> **Exercise instructions**: Each entry must be reproduced precisely as it stands.
========
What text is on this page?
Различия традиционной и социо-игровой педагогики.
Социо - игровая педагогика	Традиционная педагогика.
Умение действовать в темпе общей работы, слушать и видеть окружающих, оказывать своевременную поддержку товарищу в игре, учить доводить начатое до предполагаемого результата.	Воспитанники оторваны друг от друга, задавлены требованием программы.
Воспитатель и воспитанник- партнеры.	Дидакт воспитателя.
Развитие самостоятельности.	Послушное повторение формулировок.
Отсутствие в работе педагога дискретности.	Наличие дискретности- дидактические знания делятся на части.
========
> **Solution below**:
What text is on this page?
Различия традиционной и социо-игровой педагогики.
Социо - игровая педагогика	Традиционная педагогика.
Умение действовать в темпе общей работы, слушать и видеть окружающих, оказывать своевременную поддержку товарищу в игре, учить доводить начатое до предполагаемого результата.	Воспитанники оторваны друг от друга, задавлены требованием программы.
Воспитатель и воспитанник- партнеры.	Дидакт воспитателя.
Развитие самостоятельности.	Послушное повторение формулировок.
Отсутствие в работе педагога дискретности.	Наличие дискретности- дидактические знания делятся на части.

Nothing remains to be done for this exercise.